OBJECTIVE:
Locate every line that holds the string "walls" and copy it.

[Start of GIVEN RECORDS]

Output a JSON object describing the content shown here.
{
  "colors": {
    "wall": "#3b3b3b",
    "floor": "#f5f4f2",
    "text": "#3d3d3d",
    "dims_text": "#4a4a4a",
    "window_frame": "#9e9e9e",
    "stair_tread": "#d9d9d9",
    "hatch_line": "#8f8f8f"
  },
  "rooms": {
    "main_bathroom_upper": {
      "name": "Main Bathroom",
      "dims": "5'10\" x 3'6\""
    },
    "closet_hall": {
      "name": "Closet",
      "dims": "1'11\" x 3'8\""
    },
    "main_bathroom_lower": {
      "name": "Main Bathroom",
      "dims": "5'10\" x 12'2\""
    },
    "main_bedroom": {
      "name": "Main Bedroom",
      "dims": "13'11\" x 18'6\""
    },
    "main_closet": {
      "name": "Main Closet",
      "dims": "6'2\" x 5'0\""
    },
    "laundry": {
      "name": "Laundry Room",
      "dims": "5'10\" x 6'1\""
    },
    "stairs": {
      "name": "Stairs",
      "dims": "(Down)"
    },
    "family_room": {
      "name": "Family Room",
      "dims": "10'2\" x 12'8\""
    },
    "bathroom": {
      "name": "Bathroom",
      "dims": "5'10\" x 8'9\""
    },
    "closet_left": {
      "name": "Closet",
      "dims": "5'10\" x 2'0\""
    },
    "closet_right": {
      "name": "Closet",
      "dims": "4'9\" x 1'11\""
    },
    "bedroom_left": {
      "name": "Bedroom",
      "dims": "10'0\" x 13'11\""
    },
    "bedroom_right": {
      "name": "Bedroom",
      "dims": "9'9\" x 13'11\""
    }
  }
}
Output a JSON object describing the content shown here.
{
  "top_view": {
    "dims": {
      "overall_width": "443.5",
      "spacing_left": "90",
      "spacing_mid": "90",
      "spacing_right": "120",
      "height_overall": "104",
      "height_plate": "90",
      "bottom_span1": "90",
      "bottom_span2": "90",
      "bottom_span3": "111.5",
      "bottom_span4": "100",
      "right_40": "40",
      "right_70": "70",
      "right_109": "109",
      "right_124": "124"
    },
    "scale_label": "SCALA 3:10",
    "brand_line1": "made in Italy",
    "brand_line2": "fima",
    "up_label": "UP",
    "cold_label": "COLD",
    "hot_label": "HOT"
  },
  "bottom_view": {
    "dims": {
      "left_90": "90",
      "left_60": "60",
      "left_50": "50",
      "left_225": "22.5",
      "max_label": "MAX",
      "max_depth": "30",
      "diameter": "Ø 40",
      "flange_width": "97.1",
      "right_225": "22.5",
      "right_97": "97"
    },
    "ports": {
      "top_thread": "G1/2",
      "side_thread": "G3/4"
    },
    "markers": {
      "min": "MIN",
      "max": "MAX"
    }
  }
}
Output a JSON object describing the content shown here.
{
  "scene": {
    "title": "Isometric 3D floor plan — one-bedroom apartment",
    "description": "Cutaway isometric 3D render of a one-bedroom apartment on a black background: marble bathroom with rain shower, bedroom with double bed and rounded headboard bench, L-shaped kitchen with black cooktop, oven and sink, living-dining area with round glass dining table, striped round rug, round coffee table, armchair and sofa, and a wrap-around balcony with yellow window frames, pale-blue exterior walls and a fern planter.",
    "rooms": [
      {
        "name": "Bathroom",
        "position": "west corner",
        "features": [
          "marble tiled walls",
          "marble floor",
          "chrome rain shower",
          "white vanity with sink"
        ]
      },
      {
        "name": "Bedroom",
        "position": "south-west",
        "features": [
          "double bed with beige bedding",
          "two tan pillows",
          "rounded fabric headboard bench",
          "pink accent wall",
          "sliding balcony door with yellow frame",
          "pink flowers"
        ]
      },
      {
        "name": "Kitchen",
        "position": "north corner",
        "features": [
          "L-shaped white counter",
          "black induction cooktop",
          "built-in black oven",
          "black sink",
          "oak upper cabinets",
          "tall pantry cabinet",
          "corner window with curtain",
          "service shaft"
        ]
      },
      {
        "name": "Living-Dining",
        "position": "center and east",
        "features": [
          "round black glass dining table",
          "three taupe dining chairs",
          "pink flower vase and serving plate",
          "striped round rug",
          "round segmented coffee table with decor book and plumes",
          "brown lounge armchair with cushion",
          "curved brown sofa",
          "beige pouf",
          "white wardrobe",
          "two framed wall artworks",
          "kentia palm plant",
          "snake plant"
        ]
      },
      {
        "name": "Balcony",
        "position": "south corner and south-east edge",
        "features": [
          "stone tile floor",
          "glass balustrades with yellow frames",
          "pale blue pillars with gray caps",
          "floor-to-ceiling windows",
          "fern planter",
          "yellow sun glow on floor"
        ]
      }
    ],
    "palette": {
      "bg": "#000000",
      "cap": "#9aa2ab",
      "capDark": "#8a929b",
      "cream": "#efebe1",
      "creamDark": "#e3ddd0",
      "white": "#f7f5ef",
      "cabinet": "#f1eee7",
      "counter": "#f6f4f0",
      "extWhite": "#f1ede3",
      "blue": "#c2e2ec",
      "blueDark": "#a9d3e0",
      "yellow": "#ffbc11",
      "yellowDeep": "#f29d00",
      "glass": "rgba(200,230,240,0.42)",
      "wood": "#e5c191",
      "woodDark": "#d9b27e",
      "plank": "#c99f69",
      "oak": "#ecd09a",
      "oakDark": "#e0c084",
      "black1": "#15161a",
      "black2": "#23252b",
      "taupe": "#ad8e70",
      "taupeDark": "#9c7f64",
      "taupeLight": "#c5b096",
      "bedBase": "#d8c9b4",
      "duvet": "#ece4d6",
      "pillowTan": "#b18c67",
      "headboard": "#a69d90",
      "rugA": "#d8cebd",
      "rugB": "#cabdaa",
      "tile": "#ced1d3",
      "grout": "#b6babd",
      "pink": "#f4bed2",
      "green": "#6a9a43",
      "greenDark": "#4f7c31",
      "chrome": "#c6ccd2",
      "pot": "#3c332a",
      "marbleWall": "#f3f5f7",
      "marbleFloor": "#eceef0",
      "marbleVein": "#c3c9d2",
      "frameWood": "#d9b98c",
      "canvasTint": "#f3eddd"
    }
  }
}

[End of GIVEN RECORDS]

RESULT:
    "description": "Cutaway isometric 3D render of a one-bedroom apartment on a black background: marble bathroom with rain shower, bedroom with double bed and rounded headboard bench, L-shaped kitchen with black cooktop, oven and sink, living-dining area with round glass dining table, striped round rug, round coffee table, armchair and sofa, and a wrap-around balcony with yellow window frames, pale-blue exterior walls and a fern planter.",
          "marble tiled walls",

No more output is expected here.